--- Written exercise 1 ---
Reproduce the stretch of rows from the first row through the line containing "y-tick-15 <box>76 242 85 246</box>", both ends included.

--- Page text ---
"""
Few two-year-olds put up the sort of performance that Natalie’s Joy did on her debut at Goodwood last month and she is worth backing to win the Chesham Stakes which opens the card on the final day of Royal Ascot. Her timefigure of 105 over Goodwood’s six furlongs is 11 lb higher than any other first-time-out timefigure achieved by a two-year-old this season and is the highest since 2008.
The list of horses in the interim whose first-time-out timefigure was the highest of the season include the likes of Cracksman, Canford Cliffs, Toormore and Verbal Dexterity, so there’s a very good chance that Natalie’s Joy is every bit as good as she looked at Goodwood. She has faster ground to contend with here as well as an extra furlong – though with the race being restricted to the progeny of stallions that won over nine and a half furlongs or more that shouldn’t be a problem – and, though there are a number of promising types in opposition one of them will have to be very special to upset Natalies’s Joy if she turns up in the same form as at Goodwood. She is the banker of the week from a timefigure perspective.
Crystal Ocean and Harry Angel make little appeal from a betting perspective in the Hardwicke and Diamond Jubilee, respectively, for all they are top on time, not least the latter who has been beaten at 7-2 or shorter in each of his four visits to Ascot, while Queen of Bermuda has a hard-to-gauge Wesley Ward rival already proven on turf standing in her way in the Windsor Castle.
"""
--- Dataset extract ---
"""
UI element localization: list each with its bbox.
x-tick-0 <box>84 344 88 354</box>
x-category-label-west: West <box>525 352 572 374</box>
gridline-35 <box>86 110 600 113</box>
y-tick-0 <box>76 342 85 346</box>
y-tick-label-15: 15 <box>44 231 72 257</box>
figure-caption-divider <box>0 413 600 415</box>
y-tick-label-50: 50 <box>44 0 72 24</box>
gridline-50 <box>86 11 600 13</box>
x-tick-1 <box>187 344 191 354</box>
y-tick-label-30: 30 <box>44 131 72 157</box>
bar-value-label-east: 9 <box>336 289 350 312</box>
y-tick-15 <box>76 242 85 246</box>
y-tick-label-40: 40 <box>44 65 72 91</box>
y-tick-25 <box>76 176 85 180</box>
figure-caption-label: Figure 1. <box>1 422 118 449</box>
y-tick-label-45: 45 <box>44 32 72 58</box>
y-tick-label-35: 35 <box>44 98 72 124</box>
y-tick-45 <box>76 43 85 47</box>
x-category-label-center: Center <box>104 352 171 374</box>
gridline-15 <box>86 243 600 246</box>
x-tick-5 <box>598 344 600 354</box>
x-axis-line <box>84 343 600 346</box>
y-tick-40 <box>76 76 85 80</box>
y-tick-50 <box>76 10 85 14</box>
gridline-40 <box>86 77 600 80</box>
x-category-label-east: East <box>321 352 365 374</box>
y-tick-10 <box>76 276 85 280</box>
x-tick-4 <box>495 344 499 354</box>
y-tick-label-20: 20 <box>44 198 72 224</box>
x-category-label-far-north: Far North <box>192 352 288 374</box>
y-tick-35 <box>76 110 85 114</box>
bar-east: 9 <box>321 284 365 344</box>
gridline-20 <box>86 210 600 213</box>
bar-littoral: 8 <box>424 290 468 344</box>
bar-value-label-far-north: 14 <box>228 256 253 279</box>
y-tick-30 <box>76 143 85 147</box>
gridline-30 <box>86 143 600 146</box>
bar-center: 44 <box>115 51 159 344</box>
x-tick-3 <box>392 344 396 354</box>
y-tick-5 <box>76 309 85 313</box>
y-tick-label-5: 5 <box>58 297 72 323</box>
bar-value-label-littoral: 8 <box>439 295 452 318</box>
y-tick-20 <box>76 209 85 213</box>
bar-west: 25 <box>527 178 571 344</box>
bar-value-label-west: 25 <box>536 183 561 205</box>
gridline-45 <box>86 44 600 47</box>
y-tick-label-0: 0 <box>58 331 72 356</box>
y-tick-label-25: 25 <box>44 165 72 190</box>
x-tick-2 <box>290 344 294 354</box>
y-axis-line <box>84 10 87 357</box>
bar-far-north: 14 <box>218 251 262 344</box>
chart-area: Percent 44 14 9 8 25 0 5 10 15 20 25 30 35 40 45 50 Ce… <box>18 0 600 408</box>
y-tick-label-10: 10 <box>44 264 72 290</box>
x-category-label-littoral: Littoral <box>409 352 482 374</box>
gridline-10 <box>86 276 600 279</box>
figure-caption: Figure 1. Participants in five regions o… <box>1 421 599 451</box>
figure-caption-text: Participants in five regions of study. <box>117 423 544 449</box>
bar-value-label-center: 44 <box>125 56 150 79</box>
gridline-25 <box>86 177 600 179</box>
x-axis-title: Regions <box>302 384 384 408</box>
"""
--- Written exercise 2 ---
From the horse racing preview, copy the stretch from "Few two-year-olds put" through "highest since 2008." verbatim.

--- Task output 1 ---
UI element localization: list each with its bbox.
x-tick-0 <box>84 344 88 354</box>
x-category-label-west: West <box>525 352 572 374</box>
gridline-35 <box>86 110 600 113</box>
y-tick-0 <box>76 342 85 346</box>
y-tick-label-15: 15 <box>44 231 72 257</box>
figure-caption-divider <box>0 413 600 415</box>
y-tick-label-50: 50 <box>44 0 72 24</box>
gridline-50 <box>86 11 600 13</box>
x-tick-1 <box>187 344 191 354</box>
y-tick-label-30: 30 <box>44 131 72 157</box>
bar-value-label-east: 9 <box>336 289 350 312</box>
y-tick-15 <box>76 242 85 246</box>

--- Task output 2 ---
Few two-year-olds put up the sort of performance that Natalie’s Joy did on her debut at Goodwood last month and she is worth backing to win the Chesham Stakes which opens the card on the final day of Royal Ascot. Her timefigure of 105 over Goodwood’s six furlongs is 11 lb higher than any other first-time-out timefigure achieved by a two-year-old this season and is the highest since 2008.